**Challenge**: Work through the entries below and report how many lines include "screenshot". The number alone is the answer.

**Data records**:
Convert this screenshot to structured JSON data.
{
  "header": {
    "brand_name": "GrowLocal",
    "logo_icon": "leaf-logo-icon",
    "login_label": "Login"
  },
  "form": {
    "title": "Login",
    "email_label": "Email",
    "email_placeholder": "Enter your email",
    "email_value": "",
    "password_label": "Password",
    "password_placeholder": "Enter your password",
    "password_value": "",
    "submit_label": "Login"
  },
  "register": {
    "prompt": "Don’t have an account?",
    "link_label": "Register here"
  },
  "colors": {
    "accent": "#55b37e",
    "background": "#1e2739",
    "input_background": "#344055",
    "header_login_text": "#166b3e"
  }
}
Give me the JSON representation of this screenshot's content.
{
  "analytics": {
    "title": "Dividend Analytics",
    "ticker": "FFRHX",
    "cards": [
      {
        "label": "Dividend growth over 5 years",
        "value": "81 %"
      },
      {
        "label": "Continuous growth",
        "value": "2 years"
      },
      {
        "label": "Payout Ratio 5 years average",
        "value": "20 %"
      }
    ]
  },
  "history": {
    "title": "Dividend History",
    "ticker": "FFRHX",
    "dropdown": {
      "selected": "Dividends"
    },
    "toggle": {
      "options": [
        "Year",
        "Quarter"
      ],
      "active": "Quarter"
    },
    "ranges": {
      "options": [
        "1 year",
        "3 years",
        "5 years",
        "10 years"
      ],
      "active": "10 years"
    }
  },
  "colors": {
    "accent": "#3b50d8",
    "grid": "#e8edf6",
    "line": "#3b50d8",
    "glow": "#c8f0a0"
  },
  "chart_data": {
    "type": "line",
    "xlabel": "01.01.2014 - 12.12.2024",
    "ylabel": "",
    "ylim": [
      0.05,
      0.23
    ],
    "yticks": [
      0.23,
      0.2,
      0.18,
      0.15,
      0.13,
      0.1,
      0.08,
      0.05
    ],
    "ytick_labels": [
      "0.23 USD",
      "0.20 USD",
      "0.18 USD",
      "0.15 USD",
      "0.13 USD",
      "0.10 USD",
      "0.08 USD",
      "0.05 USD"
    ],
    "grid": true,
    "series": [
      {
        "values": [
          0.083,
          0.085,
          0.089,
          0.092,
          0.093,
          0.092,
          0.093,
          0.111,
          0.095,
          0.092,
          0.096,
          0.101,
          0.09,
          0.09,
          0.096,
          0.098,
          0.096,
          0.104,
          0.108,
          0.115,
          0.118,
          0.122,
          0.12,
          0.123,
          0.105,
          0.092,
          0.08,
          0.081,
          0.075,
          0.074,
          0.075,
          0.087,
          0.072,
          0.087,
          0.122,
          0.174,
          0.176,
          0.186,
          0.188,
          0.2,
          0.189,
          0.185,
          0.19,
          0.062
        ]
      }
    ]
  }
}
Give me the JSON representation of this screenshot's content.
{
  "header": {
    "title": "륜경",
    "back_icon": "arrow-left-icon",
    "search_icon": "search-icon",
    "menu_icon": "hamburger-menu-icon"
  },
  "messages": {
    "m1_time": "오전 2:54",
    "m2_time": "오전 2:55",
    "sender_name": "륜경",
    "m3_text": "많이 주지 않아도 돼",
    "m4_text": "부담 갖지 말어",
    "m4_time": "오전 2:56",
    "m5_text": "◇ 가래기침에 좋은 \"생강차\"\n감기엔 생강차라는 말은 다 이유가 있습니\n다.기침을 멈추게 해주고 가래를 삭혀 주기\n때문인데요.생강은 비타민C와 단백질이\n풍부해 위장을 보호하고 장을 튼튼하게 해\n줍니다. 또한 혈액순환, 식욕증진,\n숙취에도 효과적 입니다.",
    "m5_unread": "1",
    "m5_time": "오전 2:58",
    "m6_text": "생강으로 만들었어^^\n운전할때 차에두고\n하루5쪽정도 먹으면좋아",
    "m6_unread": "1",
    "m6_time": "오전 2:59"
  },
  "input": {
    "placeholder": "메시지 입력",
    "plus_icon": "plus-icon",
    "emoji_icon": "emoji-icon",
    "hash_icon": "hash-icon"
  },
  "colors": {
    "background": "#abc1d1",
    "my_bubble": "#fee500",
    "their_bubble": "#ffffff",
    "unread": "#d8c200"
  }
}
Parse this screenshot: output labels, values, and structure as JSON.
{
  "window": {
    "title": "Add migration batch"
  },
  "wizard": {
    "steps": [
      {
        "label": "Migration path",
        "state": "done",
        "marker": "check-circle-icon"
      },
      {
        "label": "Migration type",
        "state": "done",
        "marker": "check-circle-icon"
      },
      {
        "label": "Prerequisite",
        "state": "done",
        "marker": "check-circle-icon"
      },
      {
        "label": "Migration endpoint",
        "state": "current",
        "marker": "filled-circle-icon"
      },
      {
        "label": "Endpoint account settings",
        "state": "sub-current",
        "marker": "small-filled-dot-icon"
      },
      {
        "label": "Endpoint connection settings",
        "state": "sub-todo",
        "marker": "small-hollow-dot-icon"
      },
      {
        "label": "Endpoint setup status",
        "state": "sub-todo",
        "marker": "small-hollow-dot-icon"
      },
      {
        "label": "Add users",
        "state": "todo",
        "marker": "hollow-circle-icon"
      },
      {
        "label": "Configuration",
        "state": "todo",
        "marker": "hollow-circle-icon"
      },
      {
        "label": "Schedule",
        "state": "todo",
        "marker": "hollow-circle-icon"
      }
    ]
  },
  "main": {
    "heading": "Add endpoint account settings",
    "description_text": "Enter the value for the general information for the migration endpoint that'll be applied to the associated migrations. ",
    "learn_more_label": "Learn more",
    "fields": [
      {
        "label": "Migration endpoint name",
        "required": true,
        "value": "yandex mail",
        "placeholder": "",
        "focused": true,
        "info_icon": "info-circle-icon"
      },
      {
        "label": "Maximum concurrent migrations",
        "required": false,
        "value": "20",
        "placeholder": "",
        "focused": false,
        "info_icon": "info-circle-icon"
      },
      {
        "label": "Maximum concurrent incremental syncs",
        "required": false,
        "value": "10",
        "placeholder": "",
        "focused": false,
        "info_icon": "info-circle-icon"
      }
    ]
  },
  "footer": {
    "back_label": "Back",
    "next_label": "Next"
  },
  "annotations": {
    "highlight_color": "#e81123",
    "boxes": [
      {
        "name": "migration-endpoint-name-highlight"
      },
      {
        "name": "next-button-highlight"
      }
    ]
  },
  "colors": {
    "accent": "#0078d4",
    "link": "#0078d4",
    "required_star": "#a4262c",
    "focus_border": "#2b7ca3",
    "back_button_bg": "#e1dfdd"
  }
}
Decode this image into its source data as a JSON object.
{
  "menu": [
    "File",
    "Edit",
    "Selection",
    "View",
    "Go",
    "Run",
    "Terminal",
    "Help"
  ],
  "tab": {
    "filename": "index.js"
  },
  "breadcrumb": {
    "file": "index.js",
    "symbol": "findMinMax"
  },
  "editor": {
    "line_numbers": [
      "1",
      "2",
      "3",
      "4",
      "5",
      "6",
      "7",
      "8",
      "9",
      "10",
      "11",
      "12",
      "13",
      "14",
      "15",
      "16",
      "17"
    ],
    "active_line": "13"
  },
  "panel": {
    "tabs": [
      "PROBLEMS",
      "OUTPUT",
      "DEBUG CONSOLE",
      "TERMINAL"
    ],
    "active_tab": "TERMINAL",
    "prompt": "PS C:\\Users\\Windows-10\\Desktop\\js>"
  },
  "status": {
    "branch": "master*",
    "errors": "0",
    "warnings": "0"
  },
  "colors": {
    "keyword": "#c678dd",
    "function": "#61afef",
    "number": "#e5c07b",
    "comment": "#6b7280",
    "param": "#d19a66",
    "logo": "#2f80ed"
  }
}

**Result below**: 4